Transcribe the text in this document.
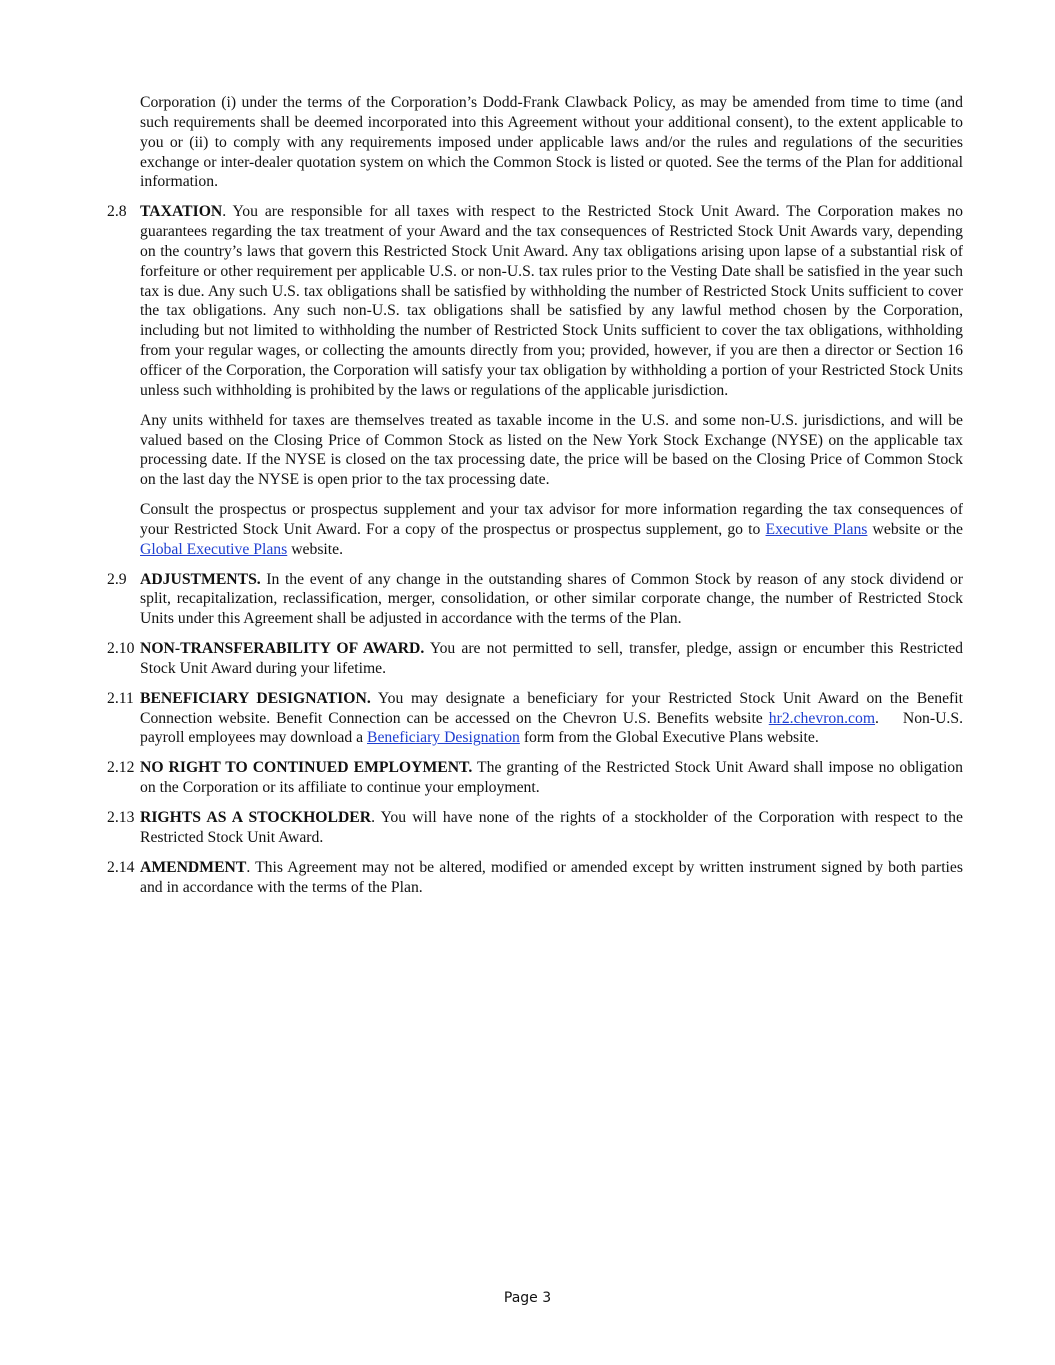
Corporation (i) under the terms of the Corporation’s Dodd-Frank Clawback Policy, as may be amended from time to time (and such requirements shall be deemed incorporated into this Agreement without your additional consent), to the extent applicable to you or (ii) to comply with any requirements imposed under applicable laws and/or the rules and regulations of the securities exchange or inter-dealer quotation system on which the Common Stock is listed or quoted. See the terms of the Plan for additional information.

2.8 TAXATION. You are responsible for all taxes with respect to the Restricted Stock Unit Award. The Corporation makes no guarantees regarding the tax treatment of your Award and the tax consequences of Restricted Stock Unit Awards vary, depending on the country’s laws that govern this Restricted Stock Unit Award. Any tax obligations arising upon lapse of a substantial risk of forfeiture or other requirement per applicable U.S. or non-U.S. tax rules prior to the Vesting Date shall be satisfied in the year such tax is due. Any such U.S. tax obligations shall be satisfied by withholding the number of Restricted Stock Units sufficient to cover the tax obligations. Any such non-U.S. tax obligations shall be satisfied by any lawful method chosen by the Corporation, including but not limited to withholding the number of Restricted Stock Units sufficient to cover the tax obligations, withholding from your regular wages, or collecting the amounts directly from you; provided, however, if you are then a director or Section 16 officer of the Corporation, the Corporation will satisfy your tax obligation by withholding a portion of your Restricted Stock Units unless such withholding is prohibited by the laws or regulations of the applicable jurisdiction.

Any units withheld for taxes are themselves treated as taxable income in the U.S. and some non-U.S. jurisdictions, and will be valued based on the Closing Price of Common Stock as listed on the New York Stock Exchange (NYSE) on the applicable tax processing date. If the NYSE is closed on the tax processing date, the price will be based on the Closing Price of Common Stock on the last day the NYSE is open prior to the tax processing date.

Consult the prospectus or prospectus supplement and your tax advisor for more information regarding the tax consequences of your Restricted Stock Unit Award. For a copy of the prospectus or prospectus supplement, go to Executive Plans website or the Global Executive Plans website.

2.9 ADJUSTMENTS. In the event of any change in the outstanding shares of Common Stock by reason of any stock dividend or split, recapitalization, reclassification, merger, consolidation, or other similar corporate change, the number of Restricted Stock Units under this Agreement shall be adjusted in accordance with the terms of the Plan.

2.10 NON-TRANSFERABILITY OF AWARD. You are not permitted to sell, transfer, pledge, assign or encumber this Restricted Stock Unit Award during your lifetime.

2.11 BENEFICIARY DESIGNATION. You may designate a beneficiary for your Restricted Stock Unit Award on the Benefit Connection website. Benefit Connection can be accessed on the Chevron U.S. Benefits website hr2.chevron.com.    Non-U.S. payroll employees may download a Beneficiary Designation form from the Global Executive Plans website.

2.12 NO RIGHT TO CONTINUED EMPLOYMENT. The granting of the Restricted Stock Unit Award shall impose no obligation on the Corporation or its affiliate to continue your employment.

2.13 RIGHTS AS A STOCKHOLDER. You will have none of the rights of a stockholder of the Corporation with respect to the Restricted Stock Unit Award.

2.14 AMENDMENT. This Agreement may not be altered, modified or amended except by written instrument signed by both parties and in accordance with the terms of the Plan.

Page 3
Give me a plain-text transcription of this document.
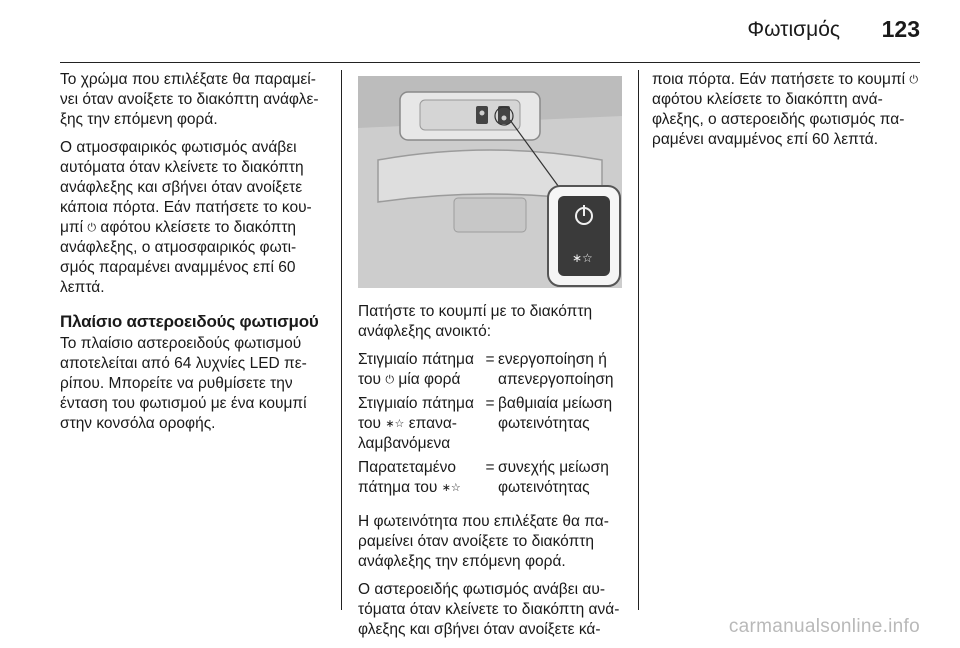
Φωτισμός 123

Το χρώμα που επιλέξατε θα παραμεί-νει όταν ανοίξετε το διακόπτη ανάφλε-ξης την επόμενη φορά.

Ο ατμοσφαιρικός φωτισμός ανάβει αυτόματα όταν κλείνετε το διακόπτη ανάφλεξης και σβήνει όταν ανοίξετε κάποια πόρτα. Εάν πατήσετε το κου-μπί ⏻ αφότου κλείσετε το διακόπτη ανάφλεξης, ο ατμοσφαιρικός φωτι-σμός παραμένει αναμμένος επί 60 λεπτά.

Πλαίσιο αστεροειδούς φωτισμού

Το πλαίσιο αστεροειδούς φωτισμού αποτελείται από 64 λυχνίες LED πε-ρίπου. Μπορείτε να ρυθμίσετε την ένταση του φωτισμού με ένα κουμπί στην κονσόλα οροφής.

∗☆

Πατήστε το κουμπί με το διακόπτη ανάφλεξης ανοικτό:

Στιγμιαίο πάτημα του ⏻ μία φορά	=	ενεργοποίηση ή απενεργοποίηση
Στιγμιαίο πάτημα του ∗☆ επανα-λαμβανόμενα	=	βαθμιαία μείωση φωτεινότητας
Παρατεταμένο πάτημα του ∗☆	=	συνεχής μείωση φωτεινότητας

Η φωτεινότητα που επιλέξατε θα πα-ραμείνει όταν ανοίξετε το διακόπτη ανάφλεξης την επόμενη φορά.

Ο αστεροειδής φωτισμός ανάβει αυ-τόματα όταν κλείνετε το διακόπτη ανά-φλεξης και σβήνει όταν ανοίξετε κά-

ποια πόρτα. Εάν πατήσετε το κουμπί ⏻ αφότου κλείσετε το διακόπτη ανά-φλεξης, ο αστεροειδής φωτισμός πα-ραμένει αναμμένος επί 60 λεπτά.

carmanualsonline.info
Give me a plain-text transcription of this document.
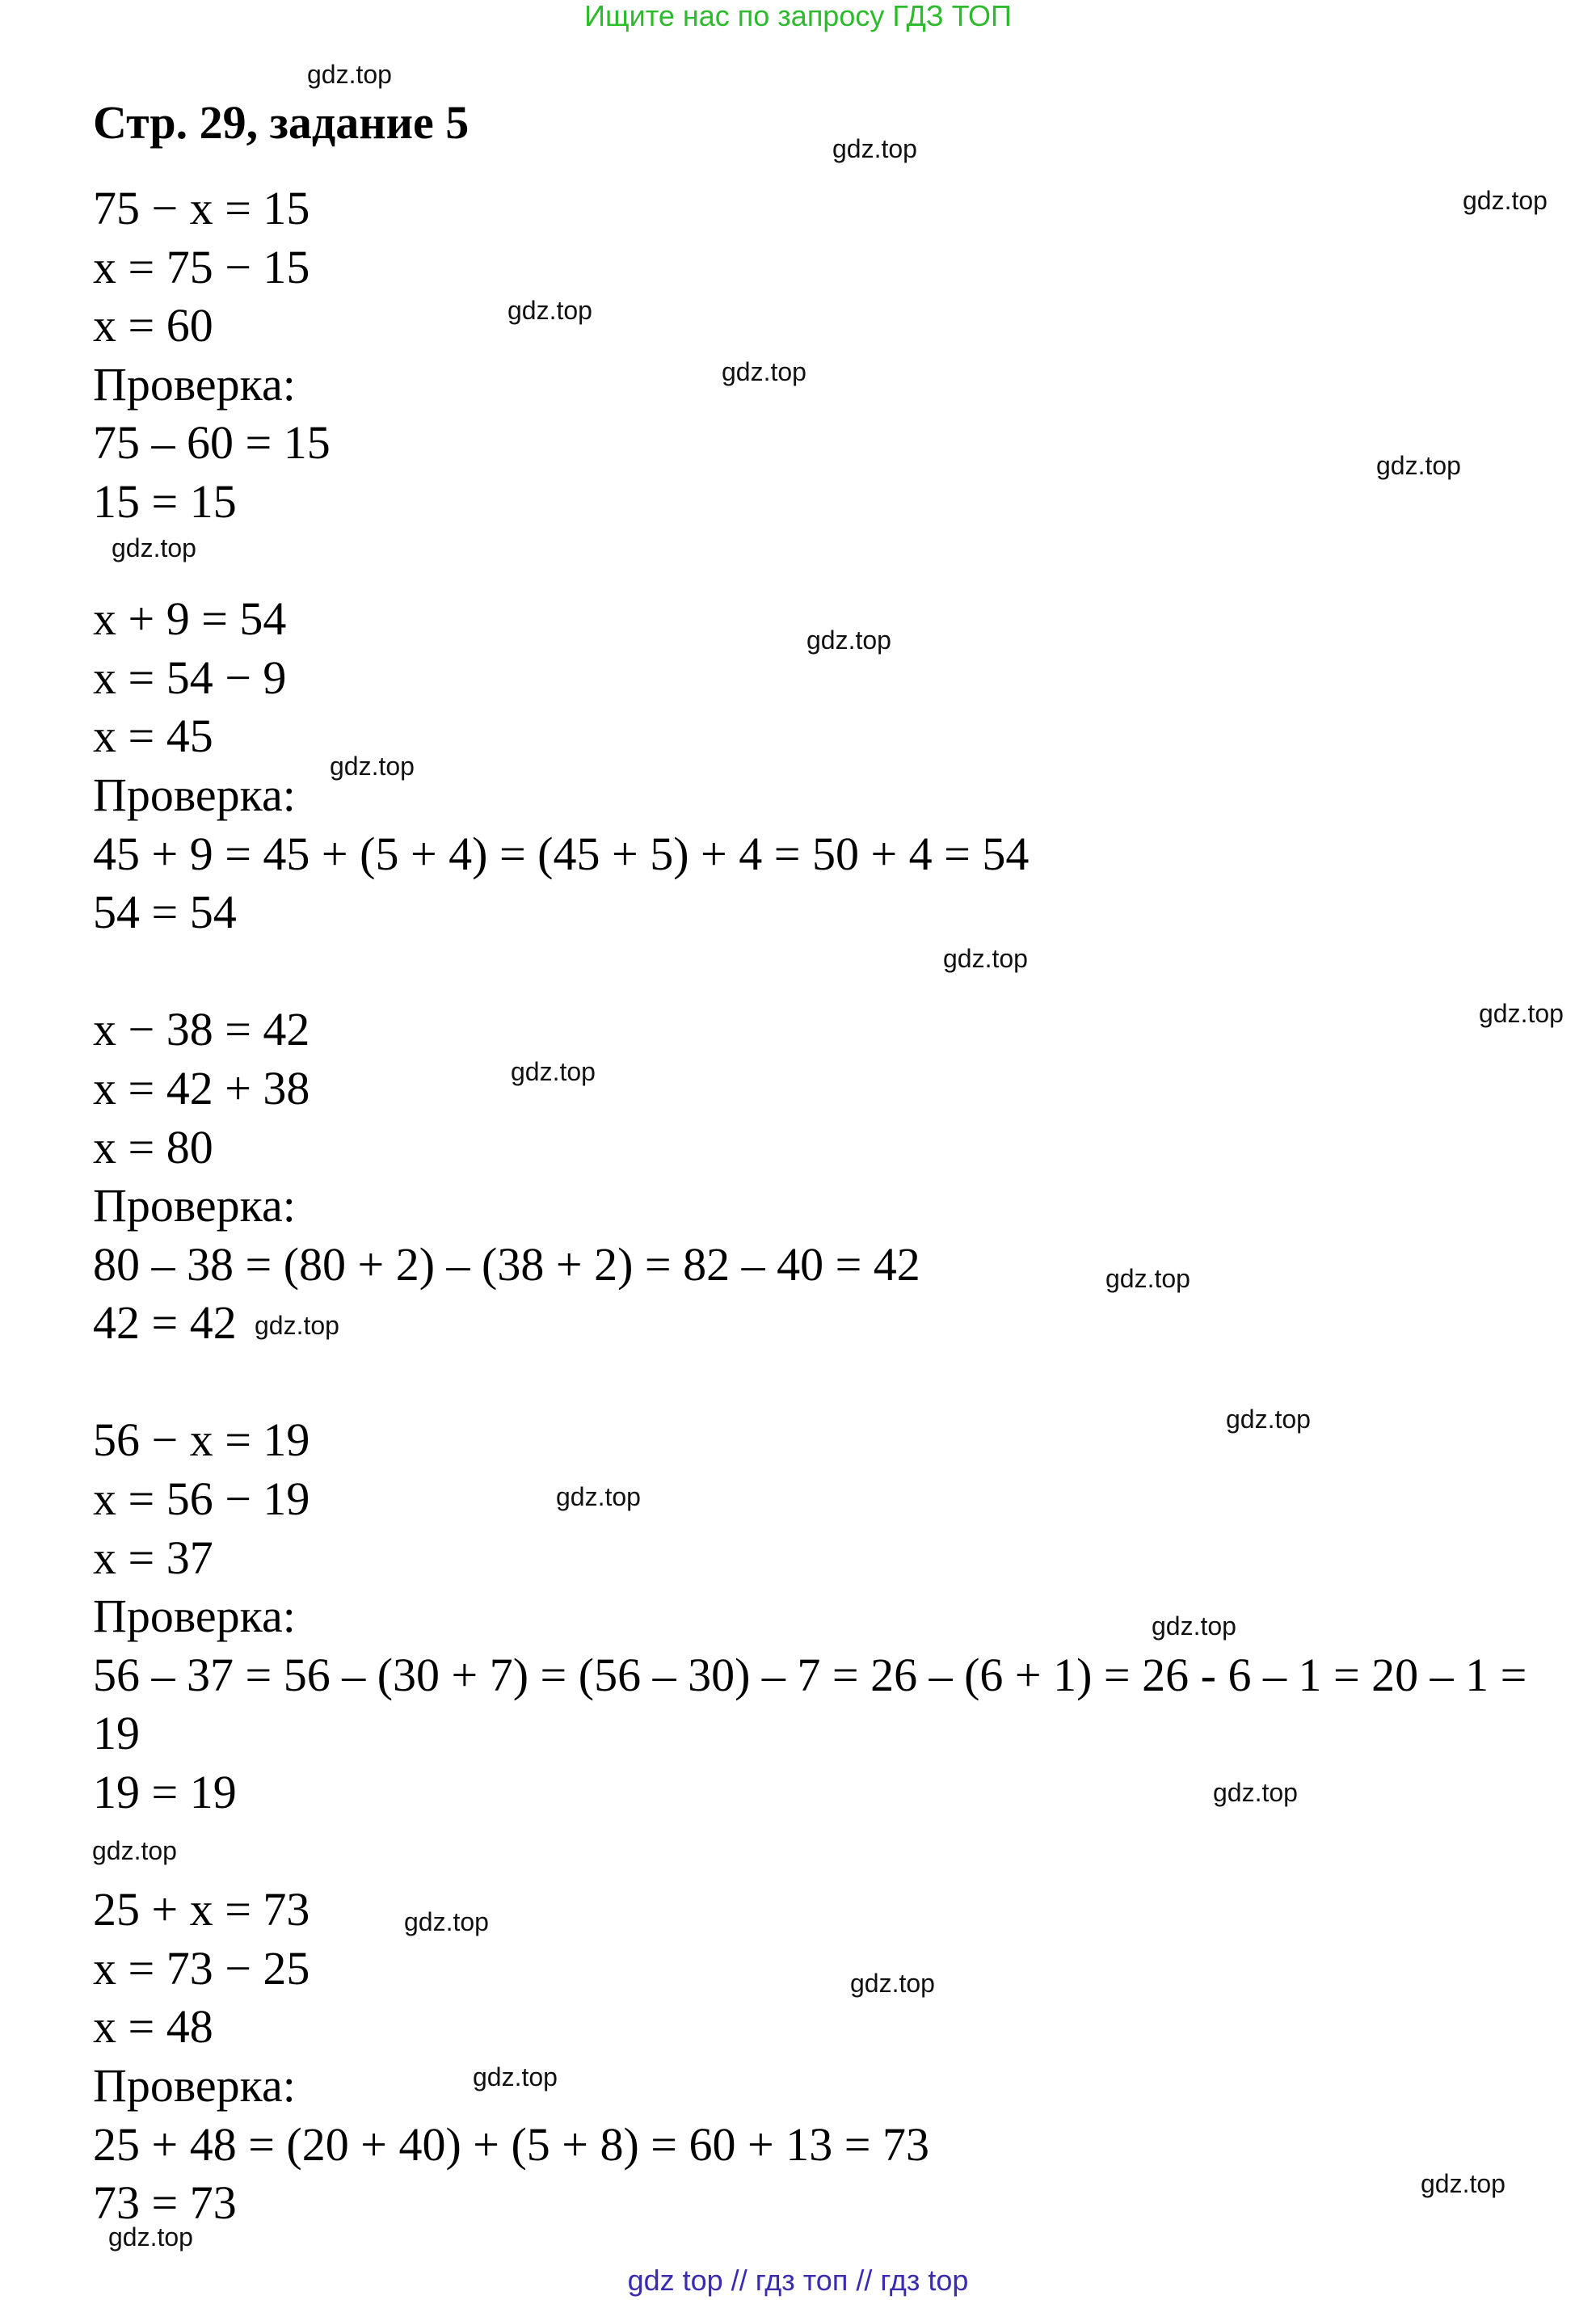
Ищите нас по запросу ГДЗ ТОП
Стр. 29, задание 5
75 − x = 15
x = 75 − 15
x = 60
Проверка:
75 – 60 = 15
15 = 15
x + 9 = 54
x = 54 − 9
x = 45
Проверка:
45 + 9 = 45 + (5 + 4) = (45 + 5) + 4 = 50 + 4 = 54
54 = 54
x − 38 = 42
x = 42 + 38
x = 80
Проверка:
80 – 38 = (80 + 2) – (38 + 2) = 82 – 40 = 42
42 = 42
56 − x = 19
x = 56 − 19
x = 37
Проверка:
56 – 37 = 56 – (30 + 7) = (56 – 30) – 7 = 26 – (6 + 1) = 26 - 6 – 1 = 20 – 1 =
19
19 = 19
25 + x = 73
x = 73 − 25
x = 48
Проверка:
25 + 48 = (20 + 40) + (5 + 8) = 60 + 13 = 73
73 = 73
gdz.top
gdz.top
gdz.top
gdz.top
gdz.top
gdz.top
gdz.top
gdz.top
gdz.top
gdz.top
gdz.top
gdz.top
gdz.top
gdz.top
gdz.top
gdz.top
gdz.top
gdz.top
gdz.top
gdz.top
gdz.top
gdz.top
gdz.top
gdz.top
gdz top // гдз топ // гдз top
____________________
> Stated exercise
All lines that include "κλείσετε" are to be gathered and copied.

> Right answer
Ο ατμοσφαιρικός φωτισμός ανάβει αυτόματα όταν κλείνετε το διακόπτη ανάφλεξης και σβήνει όταν ανοίξετε κάποια πόρτα. Εάν πατήσετε το κου-μπί ⏻ αφότου κλείσετε το διακόπτη ανάφλεξης, ο ατμοσφαιρικός φωτι-σμός παραμένει αναμμένος επί 60 λεπτά.
ποια πόρτα. Εάν πατήσετε το κουμπί ⏻ αφότου κλείσετε το διακόπτη ανά-φλεξης, ο αστεροειδής φωτισμός πα-ραμένει αναμμένος επί 60 λεπτά.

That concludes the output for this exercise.